RECORDS FOR THIS EXERCISE:
<<<<

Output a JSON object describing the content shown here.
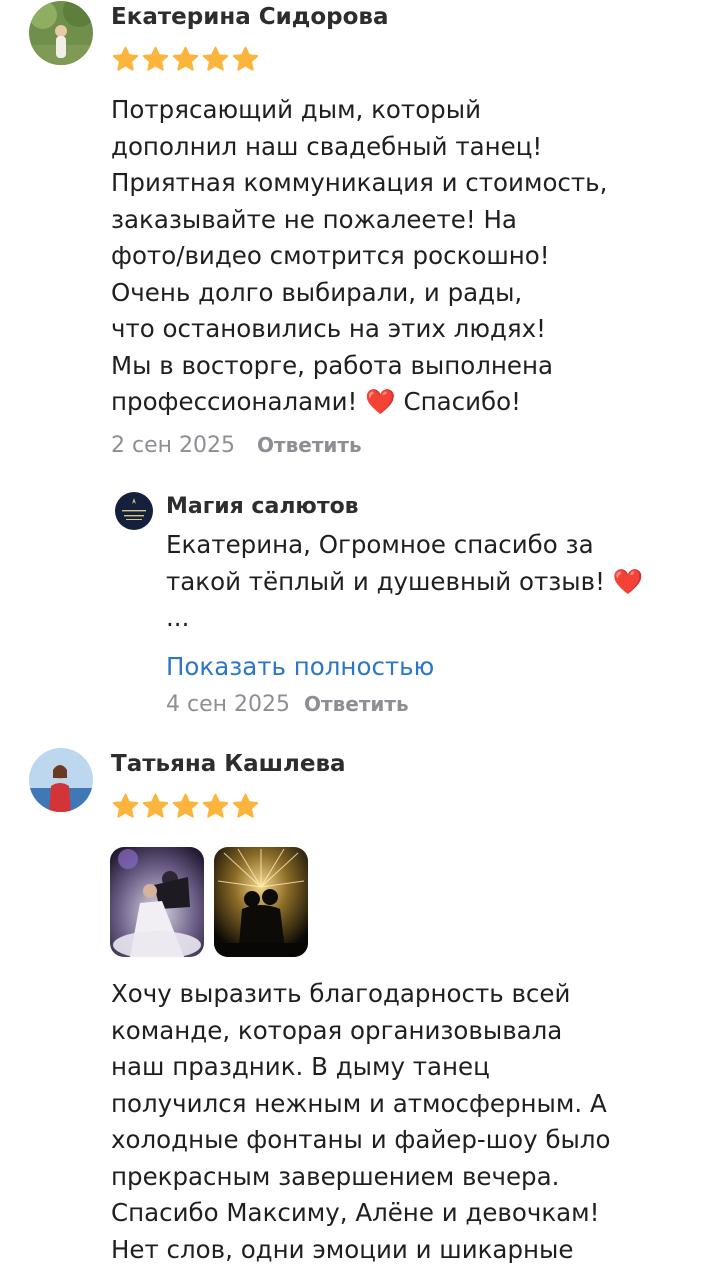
{
  "reviews": [
    {
      "author": "Екатерина Сидорова",
      "rating": 5,
      "text": "Потрясающий дым, который\nдополнил наш свадебный танец!\nПриятная коммуникация и стоимость,\nзаказывайте не пожалеете! На\nфото/видео смотрится роскошно!\nОчень долго выбирали, и рады,\nчто остановились на этих людях!\nМы в восторге, работа выполнена\nпрофессионалами! ❤️ Спасибо!",
      "date": "2 сен 2025",
      "reply_label": "Ответить",
      "company_reply": {
        "name": "Магия салютов",
        "avatar_text": "МАГИЯ САЛЮТОВ",
        "text": "Екатерина, Огромное спасибо за\nтакой тёплый и душевный отзыв! ❤️\n...",
        "show_more": "Показать полностью",
        "date": "4 сен 2025",
        "reply_label": "Ответить"
      }
    },
    {
      "author": "Татьяна Кашлева",
      "rating": 5,
      "photos": [
        "wedding-dance-smoke-photo",
        "cold-fountains-couple-photo"
      ],
      "text": "Хочу выразить благодарность всей\nкоманде, которая организовывала\nнаш праздник. В дыму танец\nполучился нежным и атмосферным. А\nхолодные фонтаны и файер-шоу было\nпрекрасным завершением вечера.\nСпасибо Максиму, Алёне и девочкам!\nНет слов, одни эмоции и шикарные"
    }
  ],
  "colors": {
    "star": "#fbb53c",
    "link": "#2a76c9",
    "secondary": "#8d8f94"
  }
}
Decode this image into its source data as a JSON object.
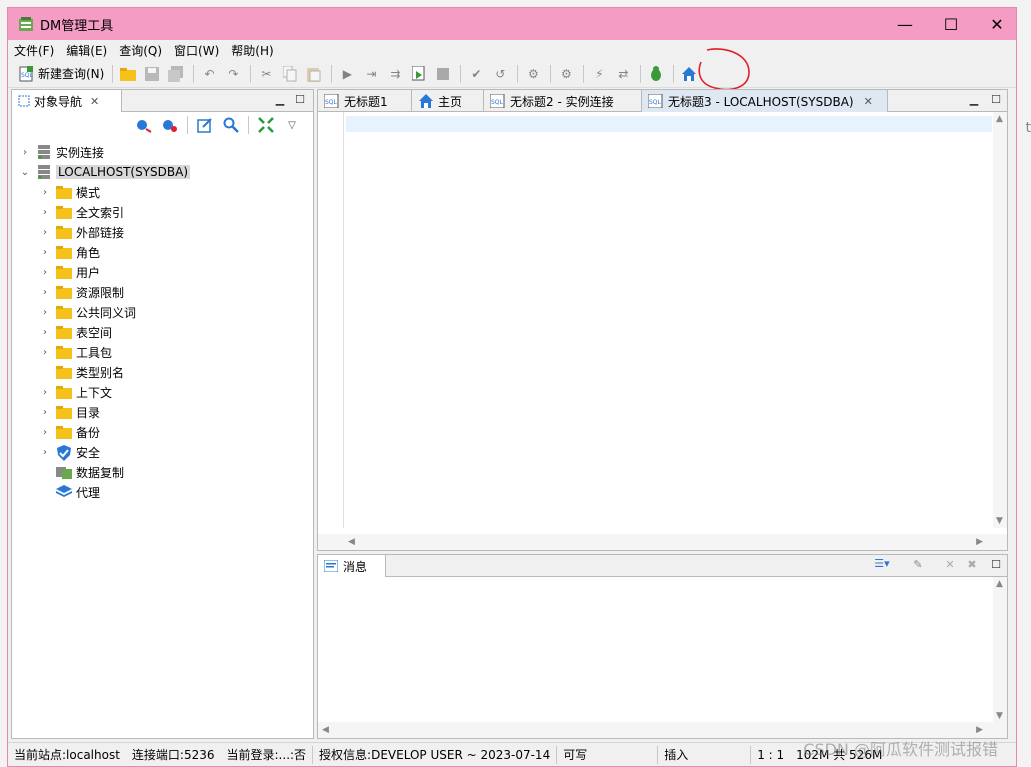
{
  "window": {
    "title": "DM管理工具",
    "minimize": "—",
    "maximize": "☐",
    "close": "✕"
  },
  "menu": [
    "文件(F)",
    "编辑(E)",
    "查询(Q)",
    "窗口(W)",
    "帮助(H)"
  ],
  "toolbar": {
    "new_query": "新建查询(N)"
  },
  "navigator": {
    "tab_label": "对象导航",
    "tree": [
      {
        "label": "实例连接",
        "level": 0,
        "expanded": false,
        "icon": "server-icon"
      },
      {
        "label": "LOCALHOST(SYSDBA)",
        "level": 0,
        "expanded": true,
        "icon": "server-icon",
        "selected": true
      },
      {
        "label": "模式",
        "level": 1,
        "icon": "folder-icon"
      },
      {
        "label": "全文索引",
        "level": 1,
        "icon": "folder-icon"
      },
      {
        "label": "外部链接",
        "level": 1,
        "icon": "folder-icon"
      },
      {
        "label": "角色",
        "level": 1,
        "icon": "folder-icon"
      },
      {
        "label": "用户",
        "level": 1,
        "icon": "folder-icon"
      },
      {
        "label": "资源限制",
        "level": 1,
        "icon": "folder-icon"
      },
      {
        "label": "公共同义词",
        "level": 1,
        "icon": "folder-icon"
      },
      {
        "label": "表空间",
        "level": 1,
        "icon": "folder-icon"
      },
      {
        "label": "工具包",
        "level": 1,
        "icon": "folder-icon"
      },
      {
        "label": "类型别名",
        "level": 1,
        "icon": "folder-icon",
        "noarrow": true
      },
      {
        "label": "上下文",
        "level": 1,
        "icon": "folder-icon"
      },
      {
        "label": "目录",
        "level": 1,
        "icon": "folder-icon"
      },
      {
        "label": "备份",
        "level": 1,
        "icon": "folder-icon"
      },
      {
        "label": "安全",
        "level": 1,
        "icon": "shield-icon"
      },
      {
        "label": "数据复制",
        "level": 1,
        "icon": "replication-icon",
        "noarrow": true
      },
      {
        "label": "代理",
        "level": 1,
        "icon": "agent-icon",
        "noarrow": true
      }
    ]
  },
  "editor_tabs": [
    {
      "label": "无标题1",
      "icon": "sql-icon"
    },
    {
      "label": "主页",
      "icon": "home-icon"
    },
    {
      "label": "无标题2 - 实例连接",
      "icon": "sql-icon"
    },
    {
      "label": "无标题3 - LOCALHOST(SYSDBA)",
      "icon": "sql-icon",
      "active": true
    }
  ],
  "messages": {
    "tab_label": "消息"
  },
  "status": {
    "site": "当前站点:localhost",
    "port": "连接端口:5236",
    "login": "当前登录:...:否",
    "license": "授权信息:DEVELOP USER ~ 2023-07-14",
    "writable": "可写",
    "insert": "插入",
    "position": "1 : 1",
    "memory": "102M 共 526M"
  },
  "watermark": "CSDN @阿瓜软件测试报错",
  "colors": {
    "titlebar": "#f59cc4",
    "folder": "#f4c21b",
    "home": "#2a78d6",
    "annotation": "#e0202a"
  }
}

>>>>

Look through the data above. Find each line with the string "author" and copy it.

      "author": "Екатерина Сидорова",
      "author": "Татьяна Кашлева",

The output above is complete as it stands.